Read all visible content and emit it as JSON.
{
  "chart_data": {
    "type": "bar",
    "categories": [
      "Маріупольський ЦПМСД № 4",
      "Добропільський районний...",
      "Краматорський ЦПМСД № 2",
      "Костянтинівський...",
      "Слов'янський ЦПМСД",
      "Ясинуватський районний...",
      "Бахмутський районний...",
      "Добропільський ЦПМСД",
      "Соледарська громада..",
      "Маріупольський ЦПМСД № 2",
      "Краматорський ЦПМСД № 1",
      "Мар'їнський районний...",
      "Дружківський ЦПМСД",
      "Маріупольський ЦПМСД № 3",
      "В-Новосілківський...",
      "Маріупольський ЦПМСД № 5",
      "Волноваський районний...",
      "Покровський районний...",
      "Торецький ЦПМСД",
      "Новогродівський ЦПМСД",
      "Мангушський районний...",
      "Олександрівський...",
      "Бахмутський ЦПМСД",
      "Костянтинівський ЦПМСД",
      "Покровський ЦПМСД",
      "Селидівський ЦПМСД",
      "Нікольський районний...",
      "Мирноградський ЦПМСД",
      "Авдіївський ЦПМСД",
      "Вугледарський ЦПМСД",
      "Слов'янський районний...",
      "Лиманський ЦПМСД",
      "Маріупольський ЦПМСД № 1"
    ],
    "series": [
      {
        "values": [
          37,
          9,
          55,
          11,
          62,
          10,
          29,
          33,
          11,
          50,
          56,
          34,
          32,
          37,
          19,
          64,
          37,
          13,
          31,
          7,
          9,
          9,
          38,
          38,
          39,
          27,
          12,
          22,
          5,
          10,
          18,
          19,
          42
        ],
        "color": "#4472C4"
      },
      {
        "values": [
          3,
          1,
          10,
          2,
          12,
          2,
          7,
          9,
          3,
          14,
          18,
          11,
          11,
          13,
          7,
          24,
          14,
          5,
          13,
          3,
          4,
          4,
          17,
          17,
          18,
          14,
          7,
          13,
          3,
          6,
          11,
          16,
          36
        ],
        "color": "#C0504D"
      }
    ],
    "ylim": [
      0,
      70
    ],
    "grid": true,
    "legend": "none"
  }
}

> [Work required] Extract all lines that hold the word "районний".

> [Expected answer]
      "Добропільський районний...",
      "Ясинуватський районний...",
      "Бахмутський районний...",
      "Мар'їнський районний...",
      "Волноваський районний...",
      "Покровський районний...",
      "Мангушський районний...",
      "Нікольський районний...",
      "Слов'янський районний...",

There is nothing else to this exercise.